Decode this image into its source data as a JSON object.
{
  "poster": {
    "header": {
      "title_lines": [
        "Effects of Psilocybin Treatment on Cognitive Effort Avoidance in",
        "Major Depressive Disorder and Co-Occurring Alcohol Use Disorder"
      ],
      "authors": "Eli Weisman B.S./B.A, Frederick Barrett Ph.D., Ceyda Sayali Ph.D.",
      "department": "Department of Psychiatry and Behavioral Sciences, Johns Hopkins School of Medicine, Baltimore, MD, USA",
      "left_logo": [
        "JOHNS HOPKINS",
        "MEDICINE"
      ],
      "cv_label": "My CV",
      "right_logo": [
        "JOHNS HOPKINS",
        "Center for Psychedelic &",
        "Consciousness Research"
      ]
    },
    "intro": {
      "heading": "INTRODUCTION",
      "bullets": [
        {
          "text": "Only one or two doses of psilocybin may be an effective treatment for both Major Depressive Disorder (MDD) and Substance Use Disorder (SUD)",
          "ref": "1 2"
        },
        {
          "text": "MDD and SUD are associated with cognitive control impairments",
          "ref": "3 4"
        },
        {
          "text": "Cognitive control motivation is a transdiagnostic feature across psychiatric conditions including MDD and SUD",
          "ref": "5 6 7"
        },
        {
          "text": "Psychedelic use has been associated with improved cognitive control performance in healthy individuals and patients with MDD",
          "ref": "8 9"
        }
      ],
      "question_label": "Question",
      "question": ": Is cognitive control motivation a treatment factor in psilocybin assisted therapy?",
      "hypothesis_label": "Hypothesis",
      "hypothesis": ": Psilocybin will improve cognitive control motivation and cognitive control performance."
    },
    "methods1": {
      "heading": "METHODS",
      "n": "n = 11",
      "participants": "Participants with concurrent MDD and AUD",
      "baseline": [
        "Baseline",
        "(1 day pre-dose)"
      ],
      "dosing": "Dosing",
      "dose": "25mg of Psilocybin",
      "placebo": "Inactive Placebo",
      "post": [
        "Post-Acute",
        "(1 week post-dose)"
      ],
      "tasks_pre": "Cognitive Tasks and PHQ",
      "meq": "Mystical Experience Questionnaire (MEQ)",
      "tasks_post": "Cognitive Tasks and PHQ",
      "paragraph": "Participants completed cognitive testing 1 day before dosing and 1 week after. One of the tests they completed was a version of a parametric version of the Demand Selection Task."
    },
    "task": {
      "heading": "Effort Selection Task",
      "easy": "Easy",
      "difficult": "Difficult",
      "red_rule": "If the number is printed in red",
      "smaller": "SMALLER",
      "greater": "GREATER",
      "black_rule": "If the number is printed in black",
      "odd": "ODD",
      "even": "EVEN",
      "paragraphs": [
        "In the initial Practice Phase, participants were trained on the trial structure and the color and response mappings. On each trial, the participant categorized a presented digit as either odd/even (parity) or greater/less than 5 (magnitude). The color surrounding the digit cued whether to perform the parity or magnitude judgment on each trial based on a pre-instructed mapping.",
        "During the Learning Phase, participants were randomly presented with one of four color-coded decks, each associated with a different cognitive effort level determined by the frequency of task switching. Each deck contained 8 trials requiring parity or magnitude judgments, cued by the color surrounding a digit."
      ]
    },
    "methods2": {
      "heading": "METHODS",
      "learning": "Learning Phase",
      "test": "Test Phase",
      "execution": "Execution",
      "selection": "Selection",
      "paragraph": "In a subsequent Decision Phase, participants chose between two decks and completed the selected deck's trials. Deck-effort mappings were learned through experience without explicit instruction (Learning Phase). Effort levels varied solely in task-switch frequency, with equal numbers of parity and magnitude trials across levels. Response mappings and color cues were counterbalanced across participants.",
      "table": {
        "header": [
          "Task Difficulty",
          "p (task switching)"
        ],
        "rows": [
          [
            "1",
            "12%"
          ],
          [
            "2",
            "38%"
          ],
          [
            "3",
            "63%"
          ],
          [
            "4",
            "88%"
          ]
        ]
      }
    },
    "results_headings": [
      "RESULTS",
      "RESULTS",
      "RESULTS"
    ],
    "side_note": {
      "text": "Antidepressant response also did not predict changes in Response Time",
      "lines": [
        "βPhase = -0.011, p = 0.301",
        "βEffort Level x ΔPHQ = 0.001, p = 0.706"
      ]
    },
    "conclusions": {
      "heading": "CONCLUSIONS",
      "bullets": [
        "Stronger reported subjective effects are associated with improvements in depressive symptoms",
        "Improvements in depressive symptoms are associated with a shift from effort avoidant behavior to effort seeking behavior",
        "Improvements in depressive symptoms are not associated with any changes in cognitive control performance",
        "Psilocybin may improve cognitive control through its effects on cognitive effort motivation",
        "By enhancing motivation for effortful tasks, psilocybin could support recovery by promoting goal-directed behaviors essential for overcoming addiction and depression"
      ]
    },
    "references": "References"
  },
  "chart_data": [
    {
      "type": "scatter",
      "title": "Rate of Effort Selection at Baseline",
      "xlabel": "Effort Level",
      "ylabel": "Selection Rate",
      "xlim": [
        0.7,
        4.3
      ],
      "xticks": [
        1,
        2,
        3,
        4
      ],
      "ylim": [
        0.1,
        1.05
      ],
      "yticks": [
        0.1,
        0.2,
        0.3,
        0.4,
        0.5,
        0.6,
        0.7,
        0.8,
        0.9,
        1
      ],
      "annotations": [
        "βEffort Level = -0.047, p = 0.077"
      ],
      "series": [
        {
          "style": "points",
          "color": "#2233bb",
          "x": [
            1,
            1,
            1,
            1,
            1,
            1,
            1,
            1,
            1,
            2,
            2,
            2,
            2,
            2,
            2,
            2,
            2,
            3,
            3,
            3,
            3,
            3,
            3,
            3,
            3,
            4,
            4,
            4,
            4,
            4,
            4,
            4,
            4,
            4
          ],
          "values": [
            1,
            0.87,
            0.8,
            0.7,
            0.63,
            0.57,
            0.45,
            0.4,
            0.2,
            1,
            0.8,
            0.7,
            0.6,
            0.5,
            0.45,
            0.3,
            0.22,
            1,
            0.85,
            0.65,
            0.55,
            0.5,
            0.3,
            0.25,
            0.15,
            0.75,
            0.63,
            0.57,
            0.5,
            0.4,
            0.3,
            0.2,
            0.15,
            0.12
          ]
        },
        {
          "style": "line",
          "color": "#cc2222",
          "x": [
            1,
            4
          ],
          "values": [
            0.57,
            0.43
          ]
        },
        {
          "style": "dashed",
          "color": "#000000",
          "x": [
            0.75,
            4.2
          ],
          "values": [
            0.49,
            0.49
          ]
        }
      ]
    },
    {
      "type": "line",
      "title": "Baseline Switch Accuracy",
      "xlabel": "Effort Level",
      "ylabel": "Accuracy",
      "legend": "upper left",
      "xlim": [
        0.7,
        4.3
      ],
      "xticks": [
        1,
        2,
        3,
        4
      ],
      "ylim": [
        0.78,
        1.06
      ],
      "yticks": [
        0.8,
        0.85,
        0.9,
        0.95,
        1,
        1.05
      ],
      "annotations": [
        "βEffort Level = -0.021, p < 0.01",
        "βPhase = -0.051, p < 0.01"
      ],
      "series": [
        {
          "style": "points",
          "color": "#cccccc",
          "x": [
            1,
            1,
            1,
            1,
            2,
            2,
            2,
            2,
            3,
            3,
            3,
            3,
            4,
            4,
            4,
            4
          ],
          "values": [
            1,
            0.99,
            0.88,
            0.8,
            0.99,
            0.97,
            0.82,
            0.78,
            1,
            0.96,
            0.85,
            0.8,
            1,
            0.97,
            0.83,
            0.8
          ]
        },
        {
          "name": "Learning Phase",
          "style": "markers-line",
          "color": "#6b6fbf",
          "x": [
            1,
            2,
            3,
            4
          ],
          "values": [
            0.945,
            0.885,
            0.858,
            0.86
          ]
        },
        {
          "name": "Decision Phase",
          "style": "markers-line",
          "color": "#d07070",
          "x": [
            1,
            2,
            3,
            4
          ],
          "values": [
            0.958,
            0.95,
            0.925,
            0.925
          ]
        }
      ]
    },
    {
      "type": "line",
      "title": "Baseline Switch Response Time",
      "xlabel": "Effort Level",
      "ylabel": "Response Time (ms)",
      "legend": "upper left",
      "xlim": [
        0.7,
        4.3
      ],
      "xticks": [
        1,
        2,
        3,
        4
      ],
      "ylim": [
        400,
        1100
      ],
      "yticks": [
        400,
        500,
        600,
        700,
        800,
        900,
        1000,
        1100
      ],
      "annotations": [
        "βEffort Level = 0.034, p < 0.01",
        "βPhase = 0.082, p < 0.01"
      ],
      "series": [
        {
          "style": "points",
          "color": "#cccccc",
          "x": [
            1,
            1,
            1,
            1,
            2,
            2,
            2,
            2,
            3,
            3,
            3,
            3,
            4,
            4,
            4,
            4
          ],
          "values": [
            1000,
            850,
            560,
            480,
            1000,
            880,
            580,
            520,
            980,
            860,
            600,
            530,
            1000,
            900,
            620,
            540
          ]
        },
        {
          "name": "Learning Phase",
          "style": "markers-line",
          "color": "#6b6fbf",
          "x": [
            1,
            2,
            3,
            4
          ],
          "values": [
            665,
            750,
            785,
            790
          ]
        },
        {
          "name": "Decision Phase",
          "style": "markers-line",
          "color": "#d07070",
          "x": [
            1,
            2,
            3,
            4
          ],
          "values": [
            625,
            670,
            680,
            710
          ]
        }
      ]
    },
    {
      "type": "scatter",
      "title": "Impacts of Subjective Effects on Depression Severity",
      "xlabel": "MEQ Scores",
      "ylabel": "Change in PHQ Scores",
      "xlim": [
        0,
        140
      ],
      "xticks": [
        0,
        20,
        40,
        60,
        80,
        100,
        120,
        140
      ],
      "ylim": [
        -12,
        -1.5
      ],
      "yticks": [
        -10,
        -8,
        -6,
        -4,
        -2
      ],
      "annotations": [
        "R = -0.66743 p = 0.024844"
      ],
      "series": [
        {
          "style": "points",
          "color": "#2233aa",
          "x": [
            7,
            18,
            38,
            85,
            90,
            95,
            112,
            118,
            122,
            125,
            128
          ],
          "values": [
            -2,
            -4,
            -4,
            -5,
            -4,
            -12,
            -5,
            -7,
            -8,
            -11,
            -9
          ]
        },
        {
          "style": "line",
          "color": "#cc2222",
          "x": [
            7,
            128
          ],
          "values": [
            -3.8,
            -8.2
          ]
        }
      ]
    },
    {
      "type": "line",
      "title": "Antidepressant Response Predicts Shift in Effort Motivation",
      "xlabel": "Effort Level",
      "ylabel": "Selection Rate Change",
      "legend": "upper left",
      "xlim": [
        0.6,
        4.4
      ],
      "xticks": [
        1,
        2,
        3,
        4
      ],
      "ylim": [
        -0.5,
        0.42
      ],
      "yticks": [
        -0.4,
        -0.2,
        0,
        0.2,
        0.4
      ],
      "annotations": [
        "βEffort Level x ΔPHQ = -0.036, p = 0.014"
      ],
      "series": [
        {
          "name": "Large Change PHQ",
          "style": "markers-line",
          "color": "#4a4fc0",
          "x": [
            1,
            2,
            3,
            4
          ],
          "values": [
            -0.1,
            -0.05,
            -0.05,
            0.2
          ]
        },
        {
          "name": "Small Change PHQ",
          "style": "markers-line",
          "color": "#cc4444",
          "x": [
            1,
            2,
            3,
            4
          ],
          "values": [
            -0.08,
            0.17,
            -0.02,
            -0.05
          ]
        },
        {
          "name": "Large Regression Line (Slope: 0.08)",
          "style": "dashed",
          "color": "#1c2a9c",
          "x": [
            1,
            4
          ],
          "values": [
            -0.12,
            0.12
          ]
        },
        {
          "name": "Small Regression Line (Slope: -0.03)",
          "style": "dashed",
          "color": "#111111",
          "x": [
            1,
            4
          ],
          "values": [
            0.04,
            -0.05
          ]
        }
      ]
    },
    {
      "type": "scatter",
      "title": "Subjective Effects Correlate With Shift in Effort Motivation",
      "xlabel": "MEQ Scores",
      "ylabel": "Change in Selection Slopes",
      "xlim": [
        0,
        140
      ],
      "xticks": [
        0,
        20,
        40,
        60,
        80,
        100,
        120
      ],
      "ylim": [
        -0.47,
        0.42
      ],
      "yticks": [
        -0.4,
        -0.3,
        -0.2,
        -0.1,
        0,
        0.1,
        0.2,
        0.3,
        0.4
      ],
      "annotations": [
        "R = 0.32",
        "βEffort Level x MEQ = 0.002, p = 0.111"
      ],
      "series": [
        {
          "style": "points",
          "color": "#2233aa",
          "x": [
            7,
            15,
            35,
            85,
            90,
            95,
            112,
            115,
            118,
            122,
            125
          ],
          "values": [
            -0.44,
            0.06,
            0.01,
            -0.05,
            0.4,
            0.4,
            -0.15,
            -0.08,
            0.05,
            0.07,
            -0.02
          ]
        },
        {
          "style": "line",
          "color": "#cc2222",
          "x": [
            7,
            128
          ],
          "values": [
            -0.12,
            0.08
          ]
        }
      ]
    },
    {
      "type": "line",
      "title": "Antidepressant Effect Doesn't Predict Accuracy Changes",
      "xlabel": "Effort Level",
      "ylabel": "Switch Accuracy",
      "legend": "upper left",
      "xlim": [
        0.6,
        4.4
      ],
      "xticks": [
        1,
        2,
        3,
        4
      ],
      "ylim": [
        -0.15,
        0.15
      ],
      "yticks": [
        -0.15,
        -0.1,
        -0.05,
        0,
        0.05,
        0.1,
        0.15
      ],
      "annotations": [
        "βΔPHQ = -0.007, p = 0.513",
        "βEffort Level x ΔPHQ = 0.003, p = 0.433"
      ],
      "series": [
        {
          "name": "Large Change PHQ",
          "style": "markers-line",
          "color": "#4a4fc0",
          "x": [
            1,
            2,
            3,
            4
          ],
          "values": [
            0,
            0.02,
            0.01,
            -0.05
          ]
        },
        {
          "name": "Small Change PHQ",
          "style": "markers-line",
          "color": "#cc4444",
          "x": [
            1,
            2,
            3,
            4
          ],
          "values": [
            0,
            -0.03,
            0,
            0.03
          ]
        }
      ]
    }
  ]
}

**EXERCISE REQUIREMENTS:**
Filter the listing above for the string "Time" and copy every matching line.

**WRITTEN ANSWER:**
      "text": "Antidepressant response also did not predict changes in Response Time",
      "title": "Baseline Switch Response Time",
      "ylabel": "Response Time (ms)",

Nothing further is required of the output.